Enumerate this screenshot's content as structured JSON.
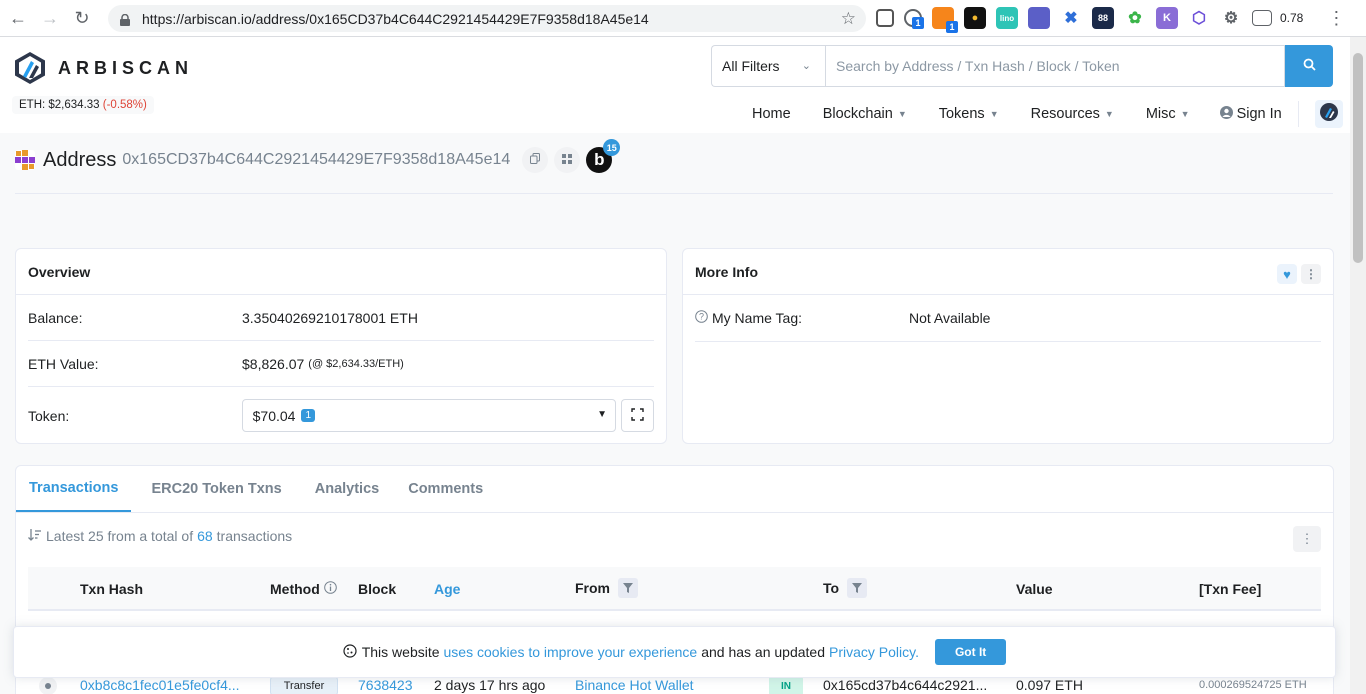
{
  "browser": {
    "url": "https://arbiscan.io/address/0x165CD37b4C644C2921454429E7F9358d18A45e14",
    "ext_value": "0.78",
    "ext_badge_1": "1",
    "ext_badge_2": "1"
  },
  "header": {
    "logo_text": "ARBISCAN",
    "eth_price_label": "ETH: $2,634.33",
    "eth_price_change": "(-0.58%)",
    "filter_label": "All Filters",
    "search_placeholder": "Search by Address / Txn Hash / Block / Token",
    "nav": [
      "Home",
      "Blockchain",
      "Tokens",
      "Resources",
      "Misc"
    ],
    "signin": "Sign In"
  },
  "address": {
    "title": "Address",
    "hash": "0x165CD37b4C644C2921454429E7F9358d18A45e14",
    "badge_count": "15"
  },
  "overview": {
    "title": "Overview",
    "balance_label": "Balance:",
    "balance_value": "3.35040269210178001 ETH",
    "eth_value_label": "ETH Value:",
    "eth_value": "$8,826.07",
    "eth_value_rate": "(@ $2,634.33/ETH)",
    "token_label": "Token:",
    "token_value": "$70.04",
    "token_count": "1"
  },
  "more_info": {
    "title": "More Info",
    "name_tag_label": "My Name Tag:",
    "name_tag_value": "Not Available"
  },
  "tabs": [
    "Transactions",
    "ERC20 Token Txns",
    "Analytics",
    "Comments"
  ],
  "tx": {
    "summary_prefix": "Latest 25 from a total of",
    "summary_count": "68",
    "summary_suffix": "transactions",
    "columns": {
      "hash": "Txn Hash",
      "method": "Method",
      "block": "Block",
      "age": "Age",
      "from": "From",
      "to": "To",
      "value": "Value",
      "fee": "[Txn Fee]"
    },
    "rows": [
      {
        "hash": "0xb8c8c1fec01e5fe0cf4...",
        "method": "Transfer",
        "block": "7638423",
        "age": "2 days 17 hrs ago",
        "from": "Binance Hot Wallet",
        "direction": "IN",
        "to": "0x165cd37b4c644c2921...",
        "value": "0.097 ETH",
        "fee": "0.000269524725 ETH"
      }
    ]
  },
  "cookie": {
    "prefix": "This website",
    "link1": "uses cookies to improve your experience",
    "middle": "and has an updated",
    "link2": "Privacy Policy.",
    "button": "Got It"
  },
  "colors": {
    "accent": "#3498db",
    "negative": "#de4437",
    "in_badge": "#00a186"
  }
}
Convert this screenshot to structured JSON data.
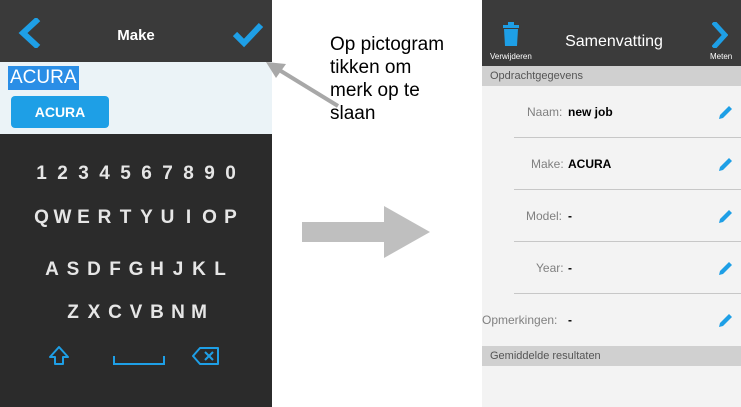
{
  "left_screen": {
    "header": {
      "title": "Make",
      "back_icon": "chevron-left-icon",
      "confirm_icon": "checkmark-icon"
    },
    "input": {
      "value": "ACURA"
    },
    "suggestion": {
      "label": "ACURA"
    },
    "keyboard": {
      "row1": [
        "1",
        "2",
        "3",
        "4",
        "5",
        "6",
        "7",
        "8",
        "9",
        "0"
      ],
      "row2": [
        "Q",
        "W",
        "E",
        "R",
        "T",
        "Y",
        "U",
        "I",
        "O",
        "P"
      ],
      "row3": [
        "A",
        "S",
        "D",
        "F",
        "G",
        "H",
        "J",
        "K",
        "L"
      ],
      "row4": [
        "Z",
        "X",
        "C",
        "V",
        "B",
        "N",
        "M"
      ],
      "shift_icon": "shift-arrow-icon",
      "space_icon": "space-bar-icon",
      "backspace_icon": "backspace-icon"
    }
  },
  "callout": {
    "text": "Op pictogram\ntikken om\nmerk op te\nslaan"
  },
  "right_screen": {
    "header": {
      "title": "Samenvatting",
      "delete_label": "Verwijderen",
      "measure_label": "Meten",
      "delete_icon": "trash-icon",
      "forward_icon": "chevron-right-icon"
    },
    "section_order": "Opdrachtgegevens",
    "fields": [
      {
        "label": "Naam:",
        "value": "new job"
      },
      {
        "label": "Make:",
        "value": "ACURA"
      },
      {
        "label": "Model:",
        "value": "-"
      },
      {
        "label": "Year:",
        "value": "-"
      },
      {
        "label": "Opmerkingen:",
        "value": "-"
      }
    ],
    "section_results": "Gemiddelde resultaten"
  },
  "colors": {
    "accent_blue": "#1e9fe6",
    "header_dark": "#3a3a3a",
    "keyboard_bg": "#2b2b2b",
    "arrow_gray": "#bfbfbf"
  }
}
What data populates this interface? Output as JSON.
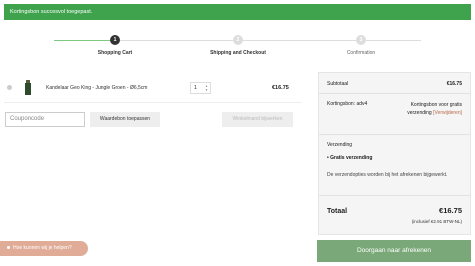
{
  "notice": {
    "message": "Kortingsbon succesvol toegepast."
  },
  "steps": [
    {
      "number": "1",
      "label": "Shopping Cart"
    },
    {
      "number": "2",
      "label": "Shipping and Checkout"
    },
    {
      "number": "3",
      "label": "Confirmation"
    }
  ],
  "cart": {
    "items": [
      {
        "name": "Kandelaar Geo King - Jungle Groen - Ø6,5cm",
        "quantity": "1",
        "price": "€16.75"
      }
    ],
    "coupon_placeholder": "Couponcode",
    "apply_label": "Waardebon toepassen",
    "update_label": "Winkelmand bijwerken"
  },
  "summary": {
    "subtotal_label": "Subtotaal",
    "subtotal_value": "€16.75",
    "coupon_label": "Kortingsbon: adv4",
    "coupon_value": "Kortingsbon voor gratis verzending",
    "coupon_remove": "[Verwijderen]",
    "shipping_label": "Verzending",
    "shipping_option": "Gratis verzending",
    "shipping_note": "De verzendopties worden bij het afrekenen bijgewerkt.",
    "total_label": "Totaal",
    "total_value": "€16.75",
    "vat_note": "(inclusief €2.91 BTW-NL)"
  },
  "checkout_label": "Doorgaan naar afrekenen",
  "help_label": "Hoe kunnen wij je helpen?",
  "colors": {
    "success": "#3fa34d",
    "checkout": "#7aa878",
    "help": "#e0ac98"
  }
}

### INSTRUCTION
Pictures are to be left out; repeat all the remaining data exactly.

### SOLUTION TO THIS TASK
Enumerate this screenshot's content as structured JSON.
{
  "browser": {
    "url": "https://arbiscan.io/address/0x165CD37b4C644C2921454429E7F9358d18A45e14",
    "ext_value": "0.78",
    "ext_badge_1": "1",
    "ext_badge_2": "1"
  },
  "header": {
    "logo_text": "ARBISCAN",
    "eth_price_label": "ETH: $2,634.33",
    "eth_price_change": "(-0.58%)",
    "filter_label": "All Filters",
    "search_placeholder": "Search by Address / Txn Hash / Block / Token",
    "nav": [
      "Home",
      "Blockchain",
      "Tokens",
      "Resources",
      "Misc"
    ],
    "signin": "Sign In"
  },
  "address": {
    "title": "Address",
    "hash": "0x165CD37b4C644C2921454429E7F9358d18A45e14",
    "badge_count": "15"
  },
  "overview": {
    "title": "Overview",
    "balance_label": "Balance:",
    "balance_value": "3.35040269210178001 ETH",
    "eth_value_label": "ETH Value:",
    "eth_value": "$8,826.07",
    "eth_value_rate": "(@ $2,634.33/ETH)",
    "token_label": "Token:",
    "token_value": "$70.04",
    "token_count": "1"
  },
  "more_info": {
    "title": "More Info",
    "name_tag_label": "My Name Tag:",
    "name_tag_value": "Not Available"
  },
  "tabs": [
    "Transactions",
    "ERC20 Token Txns",
    "Analytics",
    "Comments"
  ],
  "tx": {
    "summary_prefix": "Latest 25 from a total of",
    "summary_count": "68",
    "summary_suffix": "transactions",
    "columns": {
      "hash": "Txn Hash",
      "method": "Method",
      "block": "Block",
      "age": "Age",
      "from": "From",
      "to": "To",
      "value": "Value",
      "fee": "[Txn Fee]"
    },
    "rows": [
      {
        "hash": "0xb8c8c1fec01e5fe0cf4...",
        "method": "Transfer",
        "block": "7638423",
        "age": "2 days 17 hrs ago",
        "from": "Binance Hot Wallet",
        "direction": "IN",
        "to": "0x165cd37b4c644c2921...",
        "value": "0.097 ETH",
        "fee": "0.000269524725 ETH"
      }
    ]
  },
  "cookie": {
    "prefix": "This website",
    "link1": "uses cookies to improve your experience",
    "middle": "and has an updated",
    "link2": "Privacy Policy.",
    "button": "Got It"
  },
  "colors": {
    "accent": "#3498db",
    "negative": "#de4437",
    "in_badge": "#00a186"
  }
}
Convert this screenshot to structured JSON data.
{
  "left_screen": {
    "header": {
      "title": "Make",
      "back_icon": "chevron-left-icon",
      "confirm_icon": "checkmark-icon"
    },
    "input": {
      "value": "ACURA"
    },
    "suggestion": {
      "label": "ACURA"
    },
    "keyboard": {
      "row1": [
        "1",
        "2",
        "3",
        "4",
        "5",
        "6",
        "7",
        "8",
        "9",
        "0"
      ],
      "row2": [
        "Q",
        "W",
        "E",
        "R",
        "T",
        "Y",
        "U",
        "I",
        "O",
        "P"
      ],
      "row3": [
        "A",
        "S",
        "D",
        "F",
        "G",
        "H",
        "J",
        "K",
        "L"
      ],
      "row4": [
        "Z",
        "X",
        "C",
        "V",
        "B",
        "N",
        "M"
      ],
      "shift_icon": "shift-arrow-icon",
      "space_icon": "space-bar-icon",
      "backspace_icon": "backspace-icon"
    }
  },
  "callout": {
    "text": "Op pictogram\ntikken om\nmerk op te\nslaan"
  },
  "right_screen": {
    "header": {
      "title": "Samenvatting",
      "delete_label": "Verwijderen",
      "measure_label": "Meten",
      "delete_icon": "trash-icon",
      "forward_icon": "chevron-right-icon"
    },
    "section_order": "Opdrachtgegevens",
    "fields": [
      {
        "label": "Naam:",
        "value": "new job"
      },
      {
        "label": "Make:",
        "value": "ACURA"
      },
      {
        "label": "Model:",
        "value": "-"
      },
      {
        "label": "Year:",
        "value": "-"
      },
      {
        "label": "Opmerkingen:",
        "value": "-"
      }
    ],
    "section_results": "Gemiddelde resultaten"
  },
  "colors": {
    "accent_blue": "#1e9fe6",
    "header_dark": "#3a3a3a",
    "keyboard_bg": "#2b2b2b",
    "arrow_gray": "#bfbfbf"
  }
}
What data populates this interface? Output as JSON.
{
  "notice": {
    "message": "Kortingsbon succesvol toegepast."
  },
  "steps": [
    {
      "number": "1",
      "label": "Shopping Cart"
    },
    {
      "number": "2",
      "label": "Shipping and Checkout"
    },
    {
      "number": "3",
      "label": "Confirmation"
    }
  ],
  "cart": {
    "items": [
      {
        "name": "Kandelaar Geo King - Jungle Groen - Ø6,5cm",
        "quantity": "1",
        "price": "€16.75"
      }
    ],
    "coupon_placeholder": "Couponcode",
    "apply_label": "Waardebon toepassen",
    "update_label": "Winkelmand bijwerken"
  },
  "summary": {
    "subtotal_label": "Subtotaal",
    "subtotal_value": "€16.75",
    "coupon_label": "Kortingsbon: adv4",
    "coupon_value": "Kortingsbon voor gratis verzending",
    "coupon_remove": "[Verwijderen]",
    "shipping_label": "Verzending",
    "shipping_option": "Gratis verzending",
    "shipping_note": "De verzendopties worden bij het afrekenen bijgewerkt.",
    "total_label": "Totaal",
    "total_value": "€16.75",
    "vat_note": "(inclusief €2.91 BTW-NL)"
  },
  "checkout_label": "Doorgaan naar afrekenen",
  "help_label": "Hoe kunnen wij je helpen?",
  "colors": {
    "success": "#3fa34d",
    "checkout": "#7aa878",
    "help": "#e0ac98"
  }
}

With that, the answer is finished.